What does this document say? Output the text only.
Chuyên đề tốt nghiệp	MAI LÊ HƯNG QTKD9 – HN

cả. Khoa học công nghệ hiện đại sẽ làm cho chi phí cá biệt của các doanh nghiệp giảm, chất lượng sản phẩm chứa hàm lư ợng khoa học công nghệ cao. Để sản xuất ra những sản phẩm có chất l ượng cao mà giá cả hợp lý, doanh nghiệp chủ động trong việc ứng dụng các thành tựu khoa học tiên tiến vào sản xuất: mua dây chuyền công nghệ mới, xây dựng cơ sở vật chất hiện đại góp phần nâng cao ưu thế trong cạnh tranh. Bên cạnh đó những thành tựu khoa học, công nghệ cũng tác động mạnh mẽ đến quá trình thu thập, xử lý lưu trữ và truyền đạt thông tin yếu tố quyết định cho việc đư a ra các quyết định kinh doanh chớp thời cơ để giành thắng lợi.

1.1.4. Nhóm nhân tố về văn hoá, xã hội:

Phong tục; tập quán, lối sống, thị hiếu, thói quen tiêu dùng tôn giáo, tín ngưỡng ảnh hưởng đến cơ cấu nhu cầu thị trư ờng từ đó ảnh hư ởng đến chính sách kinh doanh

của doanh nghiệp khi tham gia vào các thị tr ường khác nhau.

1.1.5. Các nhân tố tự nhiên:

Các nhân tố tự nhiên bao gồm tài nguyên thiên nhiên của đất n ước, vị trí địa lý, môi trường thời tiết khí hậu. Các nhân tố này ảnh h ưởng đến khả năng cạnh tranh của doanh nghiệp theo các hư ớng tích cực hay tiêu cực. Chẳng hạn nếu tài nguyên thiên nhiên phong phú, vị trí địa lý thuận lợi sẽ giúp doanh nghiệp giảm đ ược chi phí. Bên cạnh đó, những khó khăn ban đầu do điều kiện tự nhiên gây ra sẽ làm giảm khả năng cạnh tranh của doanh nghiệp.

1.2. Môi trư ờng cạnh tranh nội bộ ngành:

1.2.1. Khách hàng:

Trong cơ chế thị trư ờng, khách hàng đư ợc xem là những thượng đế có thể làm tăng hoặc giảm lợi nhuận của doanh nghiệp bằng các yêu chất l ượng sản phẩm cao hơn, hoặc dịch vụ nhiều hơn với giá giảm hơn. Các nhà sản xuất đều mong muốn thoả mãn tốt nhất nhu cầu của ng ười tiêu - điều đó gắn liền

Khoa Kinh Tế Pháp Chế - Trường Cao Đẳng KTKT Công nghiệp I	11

___

Each line above is to be repeated exactly.

■ **SOLUTION**
What does this document say? Output the text only.
Chuyên đề tốt nghiệp	MAI LÊ HƯNG QTKD9 – HN

cả. Khoa học công nghệ hiện đại sẽ làm cho chi phí cá biệt của các doanh nghiệp giảm, chất lượng sản phẩm chứa hàm lư ợng khoa học công nghệ cao. Để sản xuất ra những sản phẩm có chất l ượng cao mà giá cả hợp lý, doanh nghiệp chủ động trong việc ứng dụng các thành tựu khoa học tiên tiến vào sản xuất: mua dây chuyền công nghệ mới, xây dựng cơ sở vật chất hiện đại góp phần nâng cao ưu thế trong cạnh tranh. Bên cạnh đó những thành tựu khoa học, công nghệ cũng tác động mạnh mẽ đến quá trình thu thập, xử lý lưu trữ và truyền đạt thông tin yếu tố quyết định cho việc đư a ra các quyết định kinh doanh chớp thời cơ để giành thắng lợi.

1.1.4. Nhóm nhân tố về văn hoá, xã hội:

Phong tục; tập quán, lối sống, thị hiếu, thói quen tiêu dùng tôn giáo, tín ngưỡng ảnh hưởng đến cơ cấu nhu cầu thị trư ờng từ đó ảnh hư ởng đến chính sách kinh doanh

của doanh nghiệp khi tham gia vào các thị tr ường khác nhau.

1.1.5. Các nhân tố tự nhiên:

Các nhân tố tự nhiên bao gồm tài nguyên thiên nhiên của đất n ước, vị trí địa lý, môi trường thời tiết khí hậu. Các nhân tố này ảnh h ưởng đến khả năng cạnh tranh của doanh nghiệp theo các hư ớng tích cực hay tiêu cực. Chẳng hạn nếu tài nguyên thiên nhiên phong phú, vị trí địa lý thuận lợi sẽ giúp doanh nghiệp giảm đ ược chi phí. Bên cạnh đó, những khó khăn ban đầu do điều kiện tự nhiên gây ra sẽ làm giảm khả năng cạnh tranh của doanh nghiệp.

1.2. Môi trư ờng cạnh tranh nội bộ ngành:

1.2.1. Khách hàng:

Trong cơ chế thị trư ờng, khách hàng đư ợc xem là những thượng đế có thể làm tăng hoặc giảm lợi nhuận của doanh nghiệp bằng các yêu chất l ượng sản phẩm cao hơn, hoặc dịch vụ nhiều hơn với giá giảm hơn. Các nhà sản xuất đều mong muốn thoả mãn tốt nhất nhu cầu của ng ười tiêu - điều đó gắn liền

Khoa Kinh Tế Pháp Chế - Trường Cao Đẳng KTKT Công nghiệp I	11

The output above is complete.